Task data:
******

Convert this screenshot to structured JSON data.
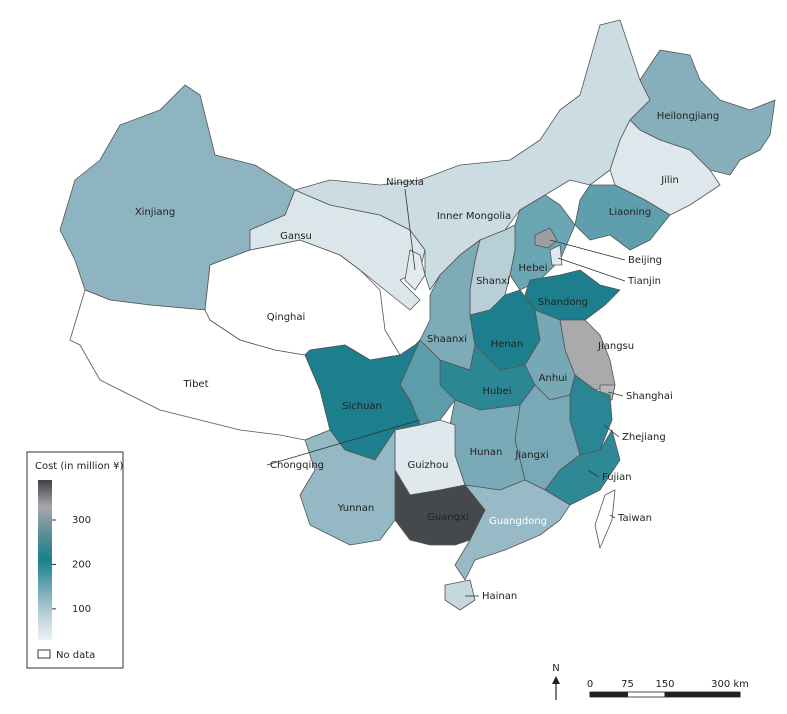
{
  "map": {
    "provinces": [
      {
        "name": "Xinjiang",
        "color": "#8fb4c1"
      },
      {
        "name": "Tibet",
        "color": "#ffffff"
      },
      {
        "name": "Qinghai",
        "color": "#ffffff"
      },
      {
        "name": "Gansu",
        "color": "#dbe6eb"
      },
      {
        "name": "Ningxia",
        "color": "#e2eaee"
      },
      {
        "name": "Inner Mongolia",
        "color": "#ccdce3"
      },
      {
        "name": "Heilongjiang",
        "color": "#86aebb"
      },
      {
        "name": "Jilin",
        "color": "#dde7ec"
      },
      {
        "name": "Liaoning",
        "color": "#5f9fad"
      },
      {
        "name": "Hebei",
        "color": "#6aa6b3"
      },
      {
        "name": "Beijing",
        "color": "#9c9fa2"
      },
      {
        "name": "Tianjin",
        "color": "#dfe8ec"
      },
      {
        "name": "Shanxi",
        "color": "#b9cfd8"
      },
      {
        "name": "Shaanxi",
        "color": "#7eabb8"
      },
      {
        "name": "Shandong",
        "color": "#1d7f8e"
      },
      {
        "name": "Henan",
        "color": "#1d7f8e"
      },
      {
        "name": "Jiangsu",
        "color": "#a8aaac"
      },
      {
        "name": "Shanghai",
        "color": "#b5b8ba"
      },
      {
        "name": "Anhui",
        "color": "#76a8b5"
      },
      {
        "name": "Hubei",
        "color": "#2c8795"
      },
      {
        "name": "Chongqing",
        "color": "#5d9dab"
      },
      {
        "name": "Sichuan",
        "color": "#1d7f8e"
      },
      {
        "name": "Zhejiang",
        "color": "#2a8694"
      },
      {
        "name": "Jiangxi",
        "color": "#78a9b6"
      },
      {
        "name": "Hunan",
        "color": "#7aaab7"
      },
      {
        "name": "Fujian",
        "color": "#2f8896"
      },
      {
        "name": "Guizhou",
        "color": "#dfe8ec"
      },
      {
        "name": "Guangxi",
        "color": "#98bac6"
      },
      {
        "name": "Guangdong",
        "color": "#46494c"
      },
      {
        "name": "Yunnan",
        "color": "#94b8c4"
      },
      {
        "name": "Hainan",
        "color": "#c5d8df"
      },
      {
        "name": "Taiwan",
        "color": "#ffffff"
      }
    ],
    "legend": {
      "title": "Cost (in million ¥)",
      "range": [
        30,
        390
      ],
      "ticks": [
        100,
        200,
        300
      ],
      "colors": [
        "#eef2f4",
        "#b7ced6",
        "#6aa6b3",
        "#18808f",
        "#5e8f98",
        "#a5a7aa",
        "#3e4145"
      ],
      "no_data_label": "No data",
      "no_data_color": "#ffffff"
    },
    "scale_bar": {
      "north": "N",
      "ticks": [
        0,
        75,
        150,
        {
          "value": 300,
          "label": "300 km"
        }
      ]
    }
  }
}
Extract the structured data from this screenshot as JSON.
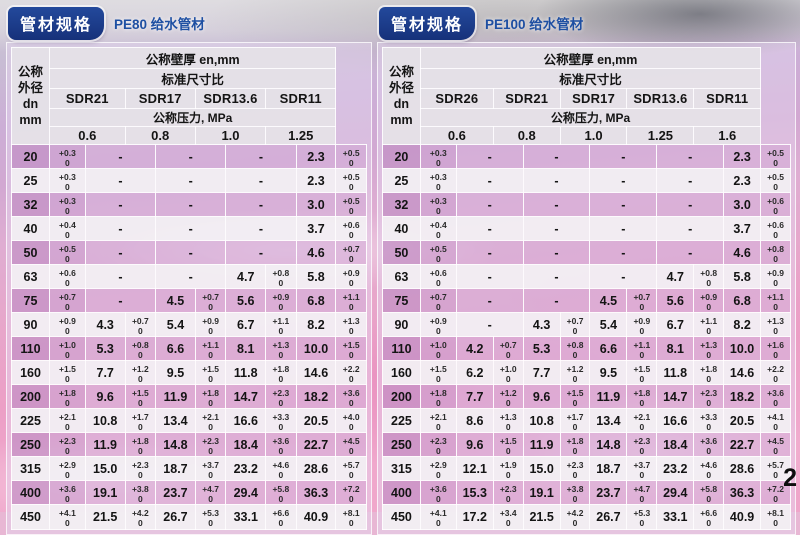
{
  "page": {
    "number": "2"
  },
  "colors": {
    "badge_navy": "#16317a",
    "subtitle_blue": "#1e4fa2",
    "row_tint_purple": "#b26eb2",
    "background_pink": "#ec9fc6"
  },
  "pe80": {
    "badge": "管材规格",
    "subtitle": "PE80 给水管材",
    "tolerance_lower": "0",
    "header": {
      "dn_line1": "公称外径",
      "dn_line2": "dn",
      "dn_line3": "mm",
      "wall_thickness_label": "公称壁厚 en,mm",
      "sdr_ratio_label": "标准尺寸比",
      "sdr_columns": [
        "SDR21",
        "SDR17",
        "SDR13.6",
        "SDR11"
      ],
      "pressure_label": "公称压力, MPa",
      "pressure_values": [
        "0.6",
        "0.8",
        "1.0",
        "1.25"
      ]
    },
    "rows": [
      {
        "dn": "20",
        "tol": "+0.3",
        "cells": [
          null,
          null,
          null,
          {
            "v": "2.3",
            "t": "+0.5"
          }
        ]
      },
      {
        "dn": "25",
        "tol": "+0.3",
        "cells": [
          null,
          null,
          null,
          {
            "v": "2.3",
            "t": "+0.5"
          }
        ]
      },
      {
        "dn": "32",
        "tol": "+0.3",
        "cells": [
          null,
          null,
          null,
          {
            "v": "3.0",
            "t": "+0.5"
          }
        ]
      },
      {
        "dn": "40",
        "tol": "+0.4",
        "cells": [
          null,
          null,
          null,
          {
            "v": "3.7",
            "t": "+0.6"
          }
        ]
      },
      {
        "dn": "50",
        "tol": "+0.5",
        "cells": [
          null,
          null,
          null,
          {
            "v": "4.6",
            "t": "+0.7"
          }
        ]
      },
      {
        "dn": "63",
        "tol": "+0.6",
        "cells": [
          null,
          null,
          {
            "v": "4.7",
            "t": "+0.8"
          },
          {
            "v": "5.8",
            "t": "+0.9"
          }
        ]
      },
      {
        "dn": "75",
        "tol": "+0.7",
        "cells": [
          null,
          {
            "v": "4.5",
            "t": "+0.7"
          },
          {
            "v": "5.6",
            "t": "+0.9"
          },
          {
            "v": "6.8",
            "t": "+1.1"
          }
        ]
      },
      {
        "dn": "90",
        "tol": "+0.9",
        "cells": [
          {
            "v": "4.3",
            "t": "+0.7"
          },
          {
            "v": "5.4",
            "t": "+0.9"
          },
          {
            "v": "6.7",
            "t": "+1.1"
          },
          {
            "v": "8.2",
            "t": "+1.3"
          }
        ]
      },
      {
        "dn": "110",
        "tol": "+1.0",
        "cells": [
          {
            "v": "5.3",
            "t": "+0.8"
          },
          {
            "v": "6.6",
            "t": "+1.1"
          },
          {
            "v": "8.1",
            "t": "+1.3"
          },
          {
            "v": "10.0",
            "t": "+1.5"
          }
        ]
      },
      {
        "dn": "160",
        "tol": "+1.5",
        "cells": [
          {
            "v": "7.7",
            "t": "+1.2"
          },
          {
            "v": "9.5",
            "t": "+1.5"
          },
          {
            "v": "11.8",
            "t": "+1.8"
          },
          {
            "v": "14.6",
            "t": "+2.2"
          }
        ]
      },
      {
        "dn": "200",
        "tol": "+1.8",
        "cells": [
          {
            "v": "9.6",
            "t": "+1.5"
          },
          {
            "v": "11.9",
            "t": "+1.8"
          },
          {
            "v": "14.7",
            "t": "+2.3"
          },
          {
            "v": "18.2",
            "t": "+3.6"
          }
        ]
      },
      {
        "dn": "225",
        "tol": "+2.1",
        "cells": [
          {
            "v": "10.8",
            "t": "+1.7"
          },
          {
            "v": "13.4",
            "t": "+2.1"
          },
          {
            "v": "16.6",
            "t": "+3.3"
          },
          {
            "v": "20.5",
            "t": "+4.0"
          }
        ]
      },
      {
        "dn": "250",
        "tol": "+2.3",
        "cells": [
          {
            "v": "11.9",
            "t": "+1.8"
          },
          {
            "v": "14.8",
            "t": "+2.3"
          },
          {
            "v": "18.4",
            "t": "+3.6"
          },
          {
            "v": "22.7",
            "t": "+4.5"
          }
        ]
      },
      {
        "dn": "315",
        "tol": "+2.9",
        "cells": [
          {
            "v": "15.0",
            "t": "+2.3"
          },
          {
            "v": "18.7",
            "t": "+3.7"
          },
          {
            "v": "23.2",
            "t": "+4.6"
          },
          {
            "v": "28.6",
            "t": "+5.7"
          }
        ]
      },
      {
        "dn": "400",
        "tol": "+3.6",
        "cells": [
          {
            "v": "19.1",
            "t": "+3.8"
          },
          {
            "v": "23.7",
            "t": "+4.7"
          },
          {
            "v": "29.4",
            "t": "+5.8"
          },
          {
            "v": "36.3",
            "t": "+7.2"
          }
        ]
      },
      {
        "dn": "450",
        "tol": "+4.1",
        "cells": [
          {
            "v": "21.5",
            "t": "+4.2"
          },
          {
            "v": "26.7",
            "t": "+5.3"
          },
          {
            "v": "33.1",
            "t": "+6.6"
          },
          {
            "v": "40.9",
            "t": "+8.1"
          }
        ]
      }
    ]
  },
  "pe100": {
    "badge": "管材规格",
    "subtitle": "PE100 给水管材",
    "tolerance_lower": "0",
    "header": {
      "dn_line1": "公称外径",
      "dn_line2": "dn",
      "dn_line3": "mm",
      "wall_thickness_label": "公称壁厚 en,mm",
      "sdr_ratio_label": "标准尺寸比",
      "sdr_columns": [
        "SDR26",
        "SDR21",
        "SDR17",
        "SDR13.6",
        "SDR11"
      ],
      "pressure_label": "公称压力, MPa",
      "pressure_values": [
        "0.6",
        "0.8",
        "1.0",
        "1.25",
        "1.6"
      ]
    },
    "rows": [
      {
        "dn": "20",
        "tol": "+0.3",
        "cells": [
          null,
          null,
          null,
          null,
          {
            "v": "2.3",
            "t": "+0.5"
          }
        ]
      },
      {
        "dn": "25",
        "tol": "+0.3",
        "cells": [
          null,
          null,
          null,
          null,
          {
            "v": "2.3",
            "t": "+0.5"
          }
        ]
      },
      {
        "dn": "32",
        "tol": "+0.3",
        "cells": [
          null,
          null,
          null,
          null,
          {
            "v": "3.0",
            "t": "+0.6"
          }
        ]
      },
      {
        "dn": "40",
        "tol": "+0.4",
        "cells": [
          null,
          null,
          null,
          null,
          {
            "v": "3.7",
            "t": "+0.6"
          }
        ]
      },
      {
        "dn": "50",
        "tol": "+0.5",
        "cells": [
          null,
          null,
          null,
          null,
          {
            "v": "4.6",
            "t": "+0.8"
          }
        ]
      },
      {
        "dn": "63",
        "tol": "+0.6",
        "cells": [
          null,
          null,
          null,
          {
            "v": "4.7",
            "t": "+0.8"
          },
          {
            "v": "5.8",
            "t": "+0.9"
          }
        ]
      },
      {
        "dn": "75",
        "tol": "+0.7",
        "cells": [
          null,
          null,
          {
            "v": "4.5",
            "t": "+0.7"
          },
          {
            "v": "5.6",
            "t": "+0.9"
          },
          {
            "v": "6.8",
            "t": "+1.1"
          }
        ]
      },
      {
        "dn": "90",
        "tol": "+0.9",
        "cells": [
          null,
          {
            "v": "4.3",
            "t": "+0.7"
          },
          {
            "v": "5.4",
            "t": "+0.9"
          },
          {
            "v": "6.7",
            "t": "+1.1"
          },
          {
            "v": "8.2",
            "t": "+1.3"
          }
        ]
      },
      {
        "dn": "110",
        "tol": "+1.0",
        "cells": [
          {
            "v": "4.2",
            "t": "+0.7"
          },
          {
            "v": "5.3",
            "t": "+0.8"
          },
          {
            "v": "6.6",
            "t": "+1.1"
          },
          {
            "v": "8.1",
            "t": "+1.3"
          },
          {
            "v": "10.0",
            "t": "+1.6"
          }
        ]
      },
      {
        "dn": "160",
        "tol": "+1.5",
        "cells": [
          {
            "v": "6.2",
            "t": "+1.0"
          },
          {
            "v": "7.7",
            "t": "+1.2"
          },
          {
            "v": "9.5",
            "t": "+1.5"
          },
          {
            "v": "11.8",
            "t": "+1.8"
          },
          {
            "v": "14.6",
            "t": "+2.2"
          }
        ]
      },
      {
        "dn": "200",
        "tol": "+1.8",
        "cells": [
          {
            "v": "7.7",
            "t": "+1.2"
          },
          {
            "v": "9.6",
            "t": "+1.5"
          },
          {
            "v": "11.9",
            "t": "+1.8"
          },
          {
            "v": "14.7",
            "t": "+2.3"
          },
          {
            "v": "18.2",
            "t": "+3.6"
          }
        ]
      },
      {
        "dn": "225",
        "tol": "+2.1",
        "cells": [
          {
            "v": "8.6",
            "t": "+1.3"
          },
          {
            "v": "10.8",
            "t": "+1.7"
          },
          {
            "v": "13.4",
            "t": "+2.1"
          },
          {
            "v": "16.6",
            "t": "+3.3"
          },
          {
            "v": "20.5",
            "t": "+4.1"
          }
        ]
      },
      {
        "dn": "250",
        "tol": "+2.3",
        "cells": [
          {
            "v": "9.6",
            "t": "+1.5"
          },
          {
            "v": "11.9",
            "t": "+1.8"
          },
          {
            "v": "14.8",
            "t": "+2.3"
          },
          {
            "v": "18.4",
            "t": "+3.6"
          },
          {
            "v": "22.7",
            "t": "+4.5"
          }
        ]
      },
      {
        "dn": "315",
        "tol": "+2.9",
        "cells": [
          {
            "v": "12.1",
            "t": "+1.9"
          },
          {
            "v": "15.0",
            "t": "+2.3"
          },
          {
            "v": "18.7",
            "t": "+3.7"
          },
          {
            "v": "23.2",
            "t": "+4.6"
          },
          {
            "v": "28.6",
            "t": "+5.7"
          }
        ]
      },
      {
        "dn": "400",
        "tol": "+3.6",
        "cells": [
          {
            "v": "15.3",
            "t": "+2.3"
          },
          {
            "v": "19.1",
            "t": "+3.8"
          },
          {
            "v": "23.7",
            "t": "+4.7"
          },
          {
            "v": "29.4",
            "t": "+5.8"
          },
          {
            "v": "36.3",
            "t": "+7.2"
          }
        ]
      },
      {
        "dn": "450",
        "tol": "+4.1",
        "cells": [
          {
            "v": "17.2",
            "t": "+3.4"
          },
          {
            "v": "21.5",
            "t": "+4.2"
          },
          {
            "v": "26.7",
            "t": "+5.3"
          },
          {
            "v": "33.1",
            "t": "+6.6"
          },
          {
            "v": "40.9",
            "t": "+8.1"
          }
        ]
      }
    ]
  }
}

******

Task objective: Of the lines in the data, how many contain the word "JSON"? Provide the number and nothing further.

Task output: 2